Return each line holding the string "chevron".
------ PROVIDED DATA
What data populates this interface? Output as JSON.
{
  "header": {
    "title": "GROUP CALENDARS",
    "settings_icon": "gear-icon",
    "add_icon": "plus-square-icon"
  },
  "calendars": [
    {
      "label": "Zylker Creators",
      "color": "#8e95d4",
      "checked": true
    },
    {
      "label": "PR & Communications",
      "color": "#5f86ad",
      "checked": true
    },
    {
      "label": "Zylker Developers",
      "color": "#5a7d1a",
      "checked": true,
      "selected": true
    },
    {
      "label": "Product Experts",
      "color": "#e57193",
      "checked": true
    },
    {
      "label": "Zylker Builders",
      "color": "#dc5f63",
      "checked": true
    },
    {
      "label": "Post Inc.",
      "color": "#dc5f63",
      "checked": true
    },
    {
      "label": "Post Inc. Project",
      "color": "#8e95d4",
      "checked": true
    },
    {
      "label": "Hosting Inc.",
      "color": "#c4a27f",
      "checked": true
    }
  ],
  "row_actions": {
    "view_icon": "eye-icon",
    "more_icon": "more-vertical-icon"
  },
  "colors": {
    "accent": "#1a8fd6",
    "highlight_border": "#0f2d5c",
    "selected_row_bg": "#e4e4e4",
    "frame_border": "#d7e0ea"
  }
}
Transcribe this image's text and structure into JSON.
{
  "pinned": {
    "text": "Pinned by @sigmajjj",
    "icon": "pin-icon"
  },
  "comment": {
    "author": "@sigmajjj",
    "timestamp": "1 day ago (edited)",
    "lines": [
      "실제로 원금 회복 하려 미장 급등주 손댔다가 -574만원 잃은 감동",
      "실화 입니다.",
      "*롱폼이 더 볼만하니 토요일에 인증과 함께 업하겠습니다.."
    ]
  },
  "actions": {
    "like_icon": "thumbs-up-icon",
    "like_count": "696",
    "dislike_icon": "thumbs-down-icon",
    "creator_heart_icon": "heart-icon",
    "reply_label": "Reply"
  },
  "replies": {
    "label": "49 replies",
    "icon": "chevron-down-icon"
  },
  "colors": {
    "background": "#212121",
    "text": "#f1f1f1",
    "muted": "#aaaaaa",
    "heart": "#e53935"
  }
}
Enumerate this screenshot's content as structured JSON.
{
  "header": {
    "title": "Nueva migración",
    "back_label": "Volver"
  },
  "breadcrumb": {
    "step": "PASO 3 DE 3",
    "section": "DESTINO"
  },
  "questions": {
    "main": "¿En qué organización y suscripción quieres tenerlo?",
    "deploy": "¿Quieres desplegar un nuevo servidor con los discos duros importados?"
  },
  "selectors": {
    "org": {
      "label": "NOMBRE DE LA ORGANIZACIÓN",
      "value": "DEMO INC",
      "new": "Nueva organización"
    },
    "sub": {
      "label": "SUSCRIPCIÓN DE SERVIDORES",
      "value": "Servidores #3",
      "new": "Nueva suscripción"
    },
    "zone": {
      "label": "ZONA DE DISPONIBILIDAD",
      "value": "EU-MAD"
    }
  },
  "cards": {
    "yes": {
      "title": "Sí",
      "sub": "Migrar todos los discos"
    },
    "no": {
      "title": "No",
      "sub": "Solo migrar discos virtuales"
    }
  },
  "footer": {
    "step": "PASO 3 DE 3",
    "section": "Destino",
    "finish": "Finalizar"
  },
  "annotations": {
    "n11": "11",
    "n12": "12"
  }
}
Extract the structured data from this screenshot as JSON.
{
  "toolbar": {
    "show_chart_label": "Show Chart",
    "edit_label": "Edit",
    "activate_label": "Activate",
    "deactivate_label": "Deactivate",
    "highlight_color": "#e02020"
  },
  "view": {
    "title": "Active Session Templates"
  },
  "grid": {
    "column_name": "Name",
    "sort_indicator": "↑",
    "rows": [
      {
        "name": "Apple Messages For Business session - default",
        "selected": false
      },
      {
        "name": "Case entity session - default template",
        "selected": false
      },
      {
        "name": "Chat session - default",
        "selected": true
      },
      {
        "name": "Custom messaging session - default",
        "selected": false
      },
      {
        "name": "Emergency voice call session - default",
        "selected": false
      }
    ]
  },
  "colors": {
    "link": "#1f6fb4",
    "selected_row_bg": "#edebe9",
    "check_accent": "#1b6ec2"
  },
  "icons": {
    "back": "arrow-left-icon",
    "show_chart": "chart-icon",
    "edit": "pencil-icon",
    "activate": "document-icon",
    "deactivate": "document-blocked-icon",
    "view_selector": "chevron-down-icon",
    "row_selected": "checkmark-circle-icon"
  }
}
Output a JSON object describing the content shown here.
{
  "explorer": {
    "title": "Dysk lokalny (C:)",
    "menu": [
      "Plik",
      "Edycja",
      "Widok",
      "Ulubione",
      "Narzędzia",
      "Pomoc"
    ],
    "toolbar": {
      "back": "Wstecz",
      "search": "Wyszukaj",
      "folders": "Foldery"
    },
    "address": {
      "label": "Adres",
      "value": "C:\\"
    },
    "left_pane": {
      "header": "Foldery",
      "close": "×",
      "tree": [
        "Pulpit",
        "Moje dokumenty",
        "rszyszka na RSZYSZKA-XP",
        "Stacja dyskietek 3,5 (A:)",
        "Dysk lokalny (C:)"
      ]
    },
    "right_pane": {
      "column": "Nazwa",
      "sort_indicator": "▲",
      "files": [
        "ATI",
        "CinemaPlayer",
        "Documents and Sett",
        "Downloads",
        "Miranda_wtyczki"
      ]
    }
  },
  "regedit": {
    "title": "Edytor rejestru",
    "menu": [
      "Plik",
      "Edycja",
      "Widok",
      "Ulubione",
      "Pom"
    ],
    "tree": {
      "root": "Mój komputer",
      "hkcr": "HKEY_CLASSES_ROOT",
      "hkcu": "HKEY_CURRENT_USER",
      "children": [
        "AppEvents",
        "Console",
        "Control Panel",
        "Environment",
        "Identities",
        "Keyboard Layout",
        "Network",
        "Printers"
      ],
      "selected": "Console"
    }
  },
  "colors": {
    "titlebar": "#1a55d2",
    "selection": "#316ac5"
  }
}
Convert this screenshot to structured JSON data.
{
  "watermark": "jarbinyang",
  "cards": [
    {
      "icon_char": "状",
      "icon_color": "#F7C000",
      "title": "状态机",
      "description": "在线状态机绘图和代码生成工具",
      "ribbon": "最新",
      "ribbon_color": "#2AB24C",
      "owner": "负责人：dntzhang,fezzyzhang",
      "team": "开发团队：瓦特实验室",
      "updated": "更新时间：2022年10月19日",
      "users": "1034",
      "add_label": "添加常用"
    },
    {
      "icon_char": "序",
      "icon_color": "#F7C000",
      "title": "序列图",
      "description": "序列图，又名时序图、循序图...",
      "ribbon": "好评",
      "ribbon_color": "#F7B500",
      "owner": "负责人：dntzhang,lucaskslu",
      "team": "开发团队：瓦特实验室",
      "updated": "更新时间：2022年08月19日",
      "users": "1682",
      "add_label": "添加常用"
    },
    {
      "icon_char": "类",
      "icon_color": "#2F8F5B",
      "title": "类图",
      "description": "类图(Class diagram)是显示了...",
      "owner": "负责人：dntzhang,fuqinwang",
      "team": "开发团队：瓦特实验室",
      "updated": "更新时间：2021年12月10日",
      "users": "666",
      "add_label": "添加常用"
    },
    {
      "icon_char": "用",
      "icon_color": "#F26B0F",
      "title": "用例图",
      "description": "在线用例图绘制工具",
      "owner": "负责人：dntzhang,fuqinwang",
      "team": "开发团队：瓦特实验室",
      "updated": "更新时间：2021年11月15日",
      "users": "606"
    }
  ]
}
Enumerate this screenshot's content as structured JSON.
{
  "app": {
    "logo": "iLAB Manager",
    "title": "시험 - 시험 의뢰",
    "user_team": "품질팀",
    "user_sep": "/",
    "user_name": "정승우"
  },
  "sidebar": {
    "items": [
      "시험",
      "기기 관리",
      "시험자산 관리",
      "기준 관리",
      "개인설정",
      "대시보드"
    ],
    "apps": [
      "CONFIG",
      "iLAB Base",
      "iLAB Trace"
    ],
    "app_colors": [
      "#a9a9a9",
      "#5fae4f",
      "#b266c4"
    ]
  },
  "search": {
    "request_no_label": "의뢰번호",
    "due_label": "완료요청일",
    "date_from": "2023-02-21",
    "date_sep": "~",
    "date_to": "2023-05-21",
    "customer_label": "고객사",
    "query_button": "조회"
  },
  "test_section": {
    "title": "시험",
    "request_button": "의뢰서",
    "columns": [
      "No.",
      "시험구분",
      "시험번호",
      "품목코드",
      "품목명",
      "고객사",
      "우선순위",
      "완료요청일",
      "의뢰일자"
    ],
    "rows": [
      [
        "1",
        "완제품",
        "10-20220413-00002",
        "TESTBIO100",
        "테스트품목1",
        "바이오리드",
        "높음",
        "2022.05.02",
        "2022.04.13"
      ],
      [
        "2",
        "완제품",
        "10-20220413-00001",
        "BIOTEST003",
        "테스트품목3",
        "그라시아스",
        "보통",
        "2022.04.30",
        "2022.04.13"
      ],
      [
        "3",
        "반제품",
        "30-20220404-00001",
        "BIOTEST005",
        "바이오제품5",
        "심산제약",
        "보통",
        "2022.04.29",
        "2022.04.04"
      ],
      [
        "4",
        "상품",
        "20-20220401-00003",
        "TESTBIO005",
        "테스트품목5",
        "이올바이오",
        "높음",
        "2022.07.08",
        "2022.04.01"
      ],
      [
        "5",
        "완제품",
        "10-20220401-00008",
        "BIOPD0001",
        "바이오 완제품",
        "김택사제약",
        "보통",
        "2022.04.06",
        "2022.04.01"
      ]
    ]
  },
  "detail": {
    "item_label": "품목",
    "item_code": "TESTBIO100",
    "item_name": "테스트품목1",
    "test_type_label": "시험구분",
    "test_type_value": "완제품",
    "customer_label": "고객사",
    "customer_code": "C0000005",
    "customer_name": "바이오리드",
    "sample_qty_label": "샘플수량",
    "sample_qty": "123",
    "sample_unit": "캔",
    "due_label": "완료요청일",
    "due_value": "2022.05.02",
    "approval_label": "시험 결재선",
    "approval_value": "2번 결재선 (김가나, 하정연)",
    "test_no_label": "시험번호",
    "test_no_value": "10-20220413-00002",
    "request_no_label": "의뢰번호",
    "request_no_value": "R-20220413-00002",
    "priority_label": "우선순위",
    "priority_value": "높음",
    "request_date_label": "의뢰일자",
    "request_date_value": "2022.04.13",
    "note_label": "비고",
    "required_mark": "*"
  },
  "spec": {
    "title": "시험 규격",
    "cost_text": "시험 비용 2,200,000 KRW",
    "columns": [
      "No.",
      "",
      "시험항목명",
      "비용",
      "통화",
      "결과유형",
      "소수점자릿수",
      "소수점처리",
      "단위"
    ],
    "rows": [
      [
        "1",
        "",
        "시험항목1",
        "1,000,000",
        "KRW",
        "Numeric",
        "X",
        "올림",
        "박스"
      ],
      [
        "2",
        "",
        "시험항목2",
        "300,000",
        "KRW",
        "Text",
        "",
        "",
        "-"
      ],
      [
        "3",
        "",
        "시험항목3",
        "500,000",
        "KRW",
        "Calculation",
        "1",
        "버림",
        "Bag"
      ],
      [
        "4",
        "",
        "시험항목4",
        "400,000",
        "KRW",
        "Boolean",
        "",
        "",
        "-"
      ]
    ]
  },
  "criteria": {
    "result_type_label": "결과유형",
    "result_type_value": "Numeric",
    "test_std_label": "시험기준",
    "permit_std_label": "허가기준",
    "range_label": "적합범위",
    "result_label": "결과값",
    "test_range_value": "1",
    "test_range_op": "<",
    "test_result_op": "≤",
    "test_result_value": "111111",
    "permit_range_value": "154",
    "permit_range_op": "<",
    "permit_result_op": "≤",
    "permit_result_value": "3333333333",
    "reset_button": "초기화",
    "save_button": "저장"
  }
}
------------
» WORKED ANSWER:
    "icon": "chevron-down-icon"
    "view_selector": "chevron-down-icon",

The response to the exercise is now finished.